(Collected data entries)
((

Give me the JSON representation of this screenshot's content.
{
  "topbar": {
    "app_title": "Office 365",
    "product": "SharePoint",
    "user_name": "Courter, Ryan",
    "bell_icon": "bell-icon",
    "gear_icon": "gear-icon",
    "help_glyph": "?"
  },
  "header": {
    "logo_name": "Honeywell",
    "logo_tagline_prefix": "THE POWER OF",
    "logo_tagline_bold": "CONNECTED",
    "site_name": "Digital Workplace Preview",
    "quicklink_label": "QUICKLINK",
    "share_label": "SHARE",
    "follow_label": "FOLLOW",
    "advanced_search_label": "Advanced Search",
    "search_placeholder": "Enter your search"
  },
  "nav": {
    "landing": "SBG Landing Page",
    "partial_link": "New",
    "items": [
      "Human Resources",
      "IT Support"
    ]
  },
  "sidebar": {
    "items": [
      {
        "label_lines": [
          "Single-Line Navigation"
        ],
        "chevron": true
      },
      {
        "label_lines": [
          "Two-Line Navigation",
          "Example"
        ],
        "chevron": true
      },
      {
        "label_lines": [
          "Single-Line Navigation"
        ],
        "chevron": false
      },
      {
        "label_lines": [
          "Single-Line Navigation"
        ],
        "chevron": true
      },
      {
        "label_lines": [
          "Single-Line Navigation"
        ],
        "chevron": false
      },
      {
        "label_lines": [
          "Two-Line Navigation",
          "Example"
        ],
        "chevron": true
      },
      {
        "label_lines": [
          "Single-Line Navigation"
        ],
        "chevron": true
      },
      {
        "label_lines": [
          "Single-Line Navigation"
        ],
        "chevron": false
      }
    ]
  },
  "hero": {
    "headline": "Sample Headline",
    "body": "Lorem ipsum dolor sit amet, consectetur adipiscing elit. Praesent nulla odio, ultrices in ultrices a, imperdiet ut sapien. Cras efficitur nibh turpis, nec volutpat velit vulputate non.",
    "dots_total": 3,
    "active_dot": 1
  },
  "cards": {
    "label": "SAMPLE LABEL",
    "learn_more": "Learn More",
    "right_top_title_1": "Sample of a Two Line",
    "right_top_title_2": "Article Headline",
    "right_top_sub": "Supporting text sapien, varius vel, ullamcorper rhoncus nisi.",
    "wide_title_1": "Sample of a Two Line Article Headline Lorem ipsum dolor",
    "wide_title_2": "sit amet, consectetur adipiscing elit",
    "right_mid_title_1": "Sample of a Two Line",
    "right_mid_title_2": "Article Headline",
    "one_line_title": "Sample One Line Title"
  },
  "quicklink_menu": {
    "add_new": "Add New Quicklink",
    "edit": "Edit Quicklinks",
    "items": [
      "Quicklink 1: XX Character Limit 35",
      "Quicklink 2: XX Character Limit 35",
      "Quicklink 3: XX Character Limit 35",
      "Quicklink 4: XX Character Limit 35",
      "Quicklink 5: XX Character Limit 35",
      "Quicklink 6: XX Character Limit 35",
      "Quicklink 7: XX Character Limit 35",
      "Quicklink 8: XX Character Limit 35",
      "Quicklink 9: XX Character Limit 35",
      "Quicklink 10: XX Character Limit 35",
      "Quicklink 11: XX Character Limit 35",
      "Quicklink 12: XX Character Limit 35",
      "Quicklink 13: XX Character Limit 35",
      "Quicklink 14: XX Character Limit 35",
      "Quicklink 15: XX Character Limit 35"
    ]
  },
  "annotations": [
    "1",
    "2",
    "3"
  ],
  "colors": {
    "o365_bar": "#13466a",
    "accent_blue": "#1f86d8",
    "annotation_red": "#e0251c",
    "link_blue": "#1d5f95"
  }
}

))

• [WHAT TO PRODUCE]: All records above must be set down exactly, please.

• [CORRECT RESULT]:
Give me the JSON representation of this screenshot's content.
{
  "topbar": {
    "app_title": "Office 365",
    "product": "SharePoint",
    "user_name": "Courter, Ryan",
    "bell_icon": "bell-icon",
    "gear_icon": "gear-icon",
    "help_glyph": "?"
  },
  "header": {
    "logo_name": "Honeywell",
    "logo_tagline_prefix": "THE POWER OF",
    "logo_tagline_bold": "CONNECTED",
    "site_name": "Digital Workplace Preview",
    "quicklink_label": "QUICKLINK",
    "share_label": "SHARE",
    "follow_label": "FOLLOW",
    "advanced_search_label": "Advanced Search",
    "search_placeholder": "Enter your search"
  },
  "nav": {
    "landing": "SBG Landing Page",
    "partial_link": "New",
    "items": [
      "Human Resources",
      "IT Support"
    ]
  },
  "sidebar": {
    "items": [
      {
        "label_lines": [
          "Single-Line Navigation"
        ],
        "chevron": true
      },
      {
        "label_lines": [
          "Two-Line Navigation",
          "Example"
        ],
        "chevron": true
      },
      {
        "label_lines": [
          "Single-Line Navigation"
        ],
        "chevron": false
      },
      {
        "label_lines": [
          "Single-Line Navigation"
        ],
        "chevron": true
      },
      {
        "label_lines": [
          "Single-Line Navigation"
        ],
        "chevron": false
      },
      {
        "label_lines": [
          "Two-Line Navigation",
          "Example"
        ],
        "chevron": true
      },
      {
        "label_lines": [
          "Single-Line Navigation"
        ],
        "chevron": true
      },
      {
        "label_lines": [
          "Single-Line Navigation"
        ],
        "chevron": false
      }
    ]
  },
  "hero": {
    "headline": "Sample Headline",
    "body": "Lorem ipsum dolor sit amet, consectetur adipiscing elit. Praesent nulla odio, ultrices in ultrices a, imperdiet ut sapien. Cras efficitur nibh turpis, nec volutpat velit vulputate non.",
    "dots_total": 3,
    "active_dot": 1
  },
  "cards": {
    "label": "SAMPLE LABEL",
    "learn_more": "Learn More",
    "right_top_title_1": "Sample of a Two Line",
    "right_top_title_2": "Article Headline",
    "right_top_sub": "Supporting text sapien, varius vel, ullamcorper rhoncus nisi.",
    "wide_title_1": "Sample of a Two Line Article Headline Lorem ipsum dolor",
    "wide_title_2": "sit amet, consectetur adipiscing elit",
    "right_mid_title_1": "Sample of a Two Line",
    "right_mid_title_2": "Article Headline",
    "one_line_title": "Sample One Line Title"
  },
  "quicklink_menu": {
    "add_new": "Add New Quicklink",
    "edit": "Edit Quicklinks",
    "items": [
      "Quicklink 1: XX Character Limit 35",
      "Quicklink 2: XX Character Limit 35",
      "Quicklink 3: XX Character Limit 35",
      "Quicklink 4: XX Character Limit 35",
      "Quicklink 5: XX Character Limit 35",
      "Quicklink 6: XX Character Limit 35",
      "Quicklink 7: XX Character Limit 35",
      "Quicklink 8: XX Character Limit 35",
      "Quicklink 9: XX Character Limit 35",
      "Quicklink 10: XX Character Limit 35",
      "Quicklink 11: XX Character Limit 35",
      "Quicklink 12: XX Character Limit 35",
      "Quicklink 13: XX Character Limit 35",
      "Quicklink 14: XX Character Limit 35",
      "Quicklink 15: XX Character Limit 35"
    ]
  },
  "annotations": [
    "1",
    "2",
    "3"
  ],
  "colors": {
    "o365_bar": "#13466a",
    "accent_blue": "#1f86d8",
    "annotation_red": "#e0251c",
    "link_blue": "#1d5f95"
  }
}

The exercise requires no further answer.